*What is being asked:*
Print all of the entries exactly, minus the pictures.

[START OF Input]

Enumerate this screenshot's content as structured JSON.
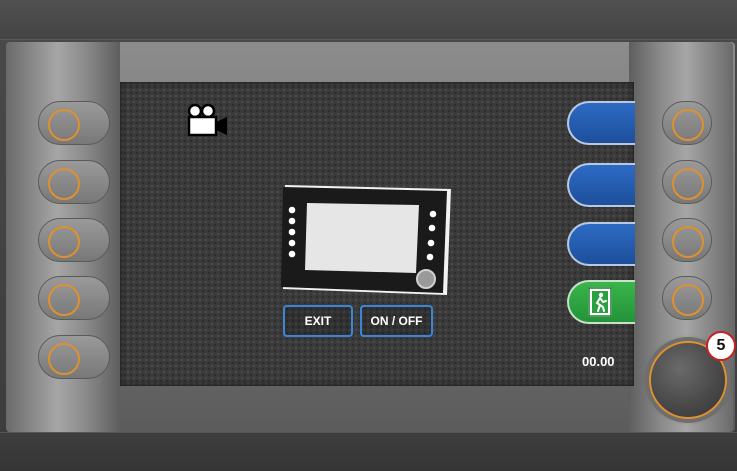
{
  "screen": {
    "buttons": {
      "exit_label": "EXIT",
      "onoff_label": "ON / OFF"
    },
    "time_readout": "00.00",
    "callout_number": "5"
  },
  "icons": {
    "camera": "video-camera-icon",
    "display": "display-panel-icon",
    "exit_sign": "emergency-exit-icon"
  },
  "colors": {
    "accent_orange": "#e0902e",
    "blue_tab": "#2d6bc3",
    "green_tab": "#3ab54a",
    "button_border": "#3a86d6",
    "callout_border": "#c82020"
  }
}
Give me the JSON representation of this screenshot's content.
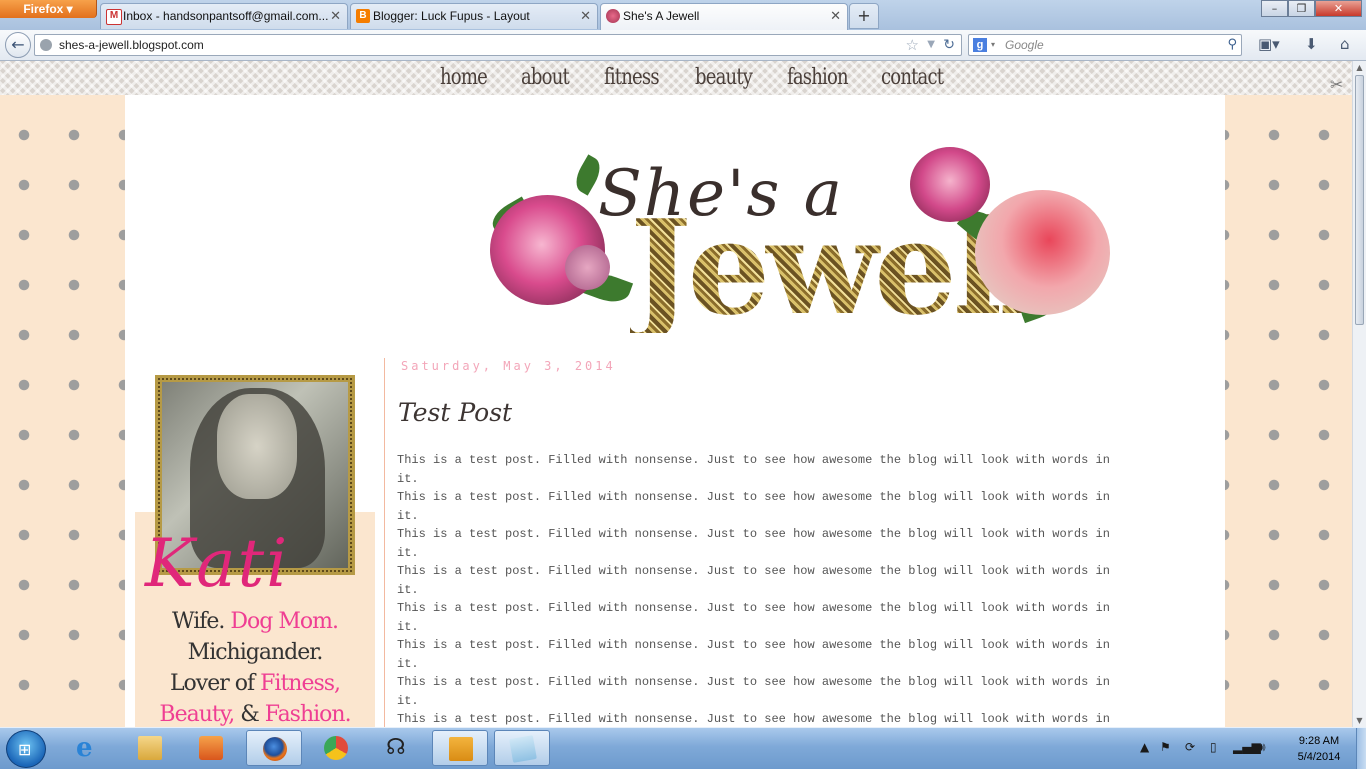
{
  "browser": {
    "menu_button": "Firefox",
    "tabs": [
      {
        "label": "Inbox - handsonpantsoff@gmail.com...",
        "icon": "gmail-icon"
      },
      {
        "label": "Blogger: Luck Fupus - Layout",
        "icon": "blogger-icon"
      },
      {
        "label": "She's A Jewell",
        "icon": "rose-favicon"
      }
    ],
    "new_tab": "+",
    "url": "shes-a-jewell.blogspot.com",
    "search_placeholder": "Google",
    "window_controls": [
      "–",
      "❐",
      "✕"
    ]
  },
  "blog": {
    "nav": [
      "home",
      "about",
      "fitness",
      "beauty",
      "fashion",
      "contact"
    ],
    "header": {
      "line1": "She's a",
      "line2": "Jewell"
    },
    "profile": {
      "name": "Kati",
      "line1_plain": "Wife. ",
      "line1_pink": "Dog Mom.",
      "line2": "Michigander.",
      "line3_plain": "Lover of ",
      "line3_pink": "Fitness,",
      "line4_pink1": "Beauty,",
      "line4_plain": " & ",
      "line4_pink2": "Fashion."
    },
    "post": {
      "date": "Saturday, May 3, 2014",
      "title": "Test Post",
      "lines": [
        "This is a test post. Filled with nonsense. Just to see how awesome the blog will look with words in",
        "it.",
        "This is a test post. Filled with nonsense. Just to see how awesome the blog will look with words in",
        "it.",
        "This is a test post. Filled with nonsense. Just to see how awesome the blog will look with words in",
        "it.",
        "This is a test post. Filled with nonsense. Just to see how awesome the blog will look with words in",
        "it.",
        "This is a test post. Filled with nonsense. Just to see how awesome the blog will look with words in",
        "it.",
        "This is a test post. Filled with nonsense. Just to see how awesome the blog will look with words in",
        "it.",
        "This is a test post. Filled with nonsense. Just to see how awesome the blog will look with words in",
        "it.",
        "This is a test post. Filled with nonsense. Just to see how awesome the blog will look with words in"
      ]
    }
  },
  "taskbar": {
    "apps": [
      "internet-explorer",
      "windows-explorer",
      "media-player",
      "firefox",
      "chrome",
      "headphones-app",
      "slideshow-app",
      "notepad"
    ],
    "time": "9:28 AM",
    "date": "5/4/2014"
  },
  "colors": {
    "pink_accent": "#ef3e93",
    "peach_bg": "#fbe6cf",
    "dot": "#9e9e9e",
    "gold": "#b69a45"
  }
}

[END OF Input]

*Response below:*
Enumerate this screenshot's content as structured JSON.
{
  "screen": {
    "buttons": {
      "exit_label": "EXIT",
      "onoff_label": "ON / OFF"
    },
    "time_readout": "00.00",
    "callout_number": "5"
  },
  "icons": {
    "camera": "video-camera-icon",
    "display": "display-panel-icon",
    "exit_sign": "emergency-exit-icon"
  },
  "colors": {
    "accent_orange": "#e0902e",
    "blue_tab": "#2d6bc3",
    "green_tab": "#3ab54a",
    "button_border": "#3a86d6",
    "callout_border": "#c82020"
  }
}
Give me the JSON representation of this screenshot's content.
{
  "browser": {
    "menu_button": "Firefox",
    "tabs": [
      {
        "label": "Inbox - handsonpantsoff@gmail.com...",
        "icon": "gmail-icon"
      },
      {
        "label": "Blogger: Luck Fupus - Layout",
        "icon": "blogger-icon"
      },
      {
        "label": "She's A Jewell",
        "icon": "rose-favicon"
      }
    ],
    "new_tab": "+",
    "url": "shes-a-jewell.blogspot.com",
    "search_placeholder": "Google",
    "window_controls": [
      "–",
      "❐",
      "✕"
    ]
  },
  "blog": {
    "nav": [
      "home",
      "about",
      "fitness",
      "beauty",
      "fashion",
      "contact"
    ],
    "header": {
      "line1": "She's a",
      "line2": "Jewell"
    },
    "profile": {
      "name": "Kati",
      "line1_plain": "Wife. ",
      "line1_pink": "Dog Mom.",
      "line2": "Michigander.",
      "line3_plain": "Lover of ",
      "line3_pink": "Fitness,",
      "line4_pink1": "Beauty,",
      "line4_plain": " & ",
      "line4_pink2": "Fashion."
    },
    "post": {
      "date": "Saturday, May 3, 2014",
      "title": "Test Post",
      "lines": [
        "This is a test post. Filled with nonsense. Just to see how awesome the blog will look with words in",
        "it.",
        "This is a test post. Filled with nonsense. Just to see how awesome the blog will look with words in",
        "it.",
        "This is a test post. Filled with nonsense. Just to see how awesome the blog will look with words in",
        "it.",
        "This is a test post. Filled with nonsense. Just to see how awesome the blog will look with words in",
        "it.",
        "This is a test post. Filled with nonsense. Just to see how awesome the blog will look with words in",
        "it.",
        "This is a test post. Filled with nonsense. Just to see how awesome the blog will look with words in",
        "it.",
        "This is a test post. Filled with nonsense. Just to see how awesome the blog will look with words in",
        "it.",
        "This is a test post. Filled with nonsense. Just to see how awesome the blog will look with words in"
      ]
    }
  },
  "taskbar": {
    "apps": [
      "internet-explorer",
      "windows-explorer",
      "media-player",
      "firefox",
      "chrome",
      "headphones-app",
      "slideshow-app",
      "notepad"
    ],
    "time": "9:28 AM",
    "date": "5/4/2014"
  },
  "colors": {
    "pink_accent": "#ef3e93",
    "peach_bg": "#fbe6cf",
    "dot": "#9e9e9e",
    "gold": "#b69a45"
  }
}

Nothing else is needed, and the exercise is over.